Figure contents as structured data:
* * * *
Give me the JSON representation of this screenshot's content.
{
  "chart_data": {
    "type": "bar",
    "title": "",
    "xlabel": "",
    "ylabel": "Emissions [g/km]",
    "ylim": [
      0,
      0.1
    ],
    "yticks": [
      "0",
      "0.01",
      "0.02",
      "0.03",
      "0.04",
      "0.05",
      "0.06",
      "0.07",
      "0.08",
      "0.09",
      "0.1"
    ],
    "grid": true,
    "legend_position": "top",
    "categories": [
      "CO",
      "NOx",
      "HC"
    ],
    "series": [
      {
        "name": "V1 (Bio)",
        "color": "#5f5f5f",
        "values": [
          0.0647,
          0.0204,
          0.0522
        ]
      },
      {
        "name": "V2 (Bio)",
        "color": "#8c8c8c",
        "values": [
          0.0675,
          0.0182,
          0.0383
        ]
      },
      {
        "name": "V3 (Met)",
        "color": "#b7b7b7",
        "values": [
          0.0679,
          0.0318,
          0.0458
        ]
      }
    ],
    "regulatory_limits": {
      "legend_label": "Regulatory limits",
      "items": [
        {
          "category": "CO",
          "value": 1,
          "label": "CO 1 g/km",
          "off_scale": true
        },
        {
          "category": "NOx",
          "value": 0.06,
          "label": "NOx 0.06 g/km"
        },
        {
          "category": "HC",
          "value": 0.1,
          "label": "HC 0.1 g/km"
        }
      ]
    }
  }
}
* * * *
● **Requirements**: Transcribe the whole listing with nothing added or left out.

● **The solution**:
Give me the JSON representation of this screenshot's content.
{
  "chart_data": {
    "type": "bar",
    "title": "",
    "xlabel": "",
    "ylabel": "Emissions [g/km]",
    "ylim": [
      0,
      0.1
    ],
    "yticks": [
      "0",
      "0.01",
      "0.02",
      "0.03",
      "0.04",
      "0.05",
      "0.06",
      "0.07",
      "0.08",
      "0.09",
      "0.1"
    ],
    "grid": true,
    "legend_position": "top",
    "categories": [
      "CO",
      "NOx",
      "HC"
    ],
    "series": [
      {
        "name": "V1 (Bio)",
        "color": "#5f5f5f",
        "values": [
          0.0647,
          0.0204,
          0.0522
        ]
      },
      {
        "name": "V2 (Bio)",
        "color": "#8c8c8c",
        "values": [
          0.0675,
          0.0182,
          0.0383
        ]
      },
      {
        "name": "V3 (Met)",
        "color": "#b7b7b7",
        "values": [
          0.0679,
          0.0318,
          0.0458
        ]
      }
    ],
    "regulatory_limits": {
      "legend_label": "Regulatory limits",
      "items": [
        {
          "category": "CO",
          "value": 1,
          "label": "CO 1 g/km",
          "off_scale": true
        },
        {
          "category": "NOx",
          "value": 0.06,
          "label": "NOx 0.06 g/km"
        },
        {
          "category": "HC",
          "value": 0.1,
          "label": "HC 0.1 g/km"
        }
      ]
    }
  }
}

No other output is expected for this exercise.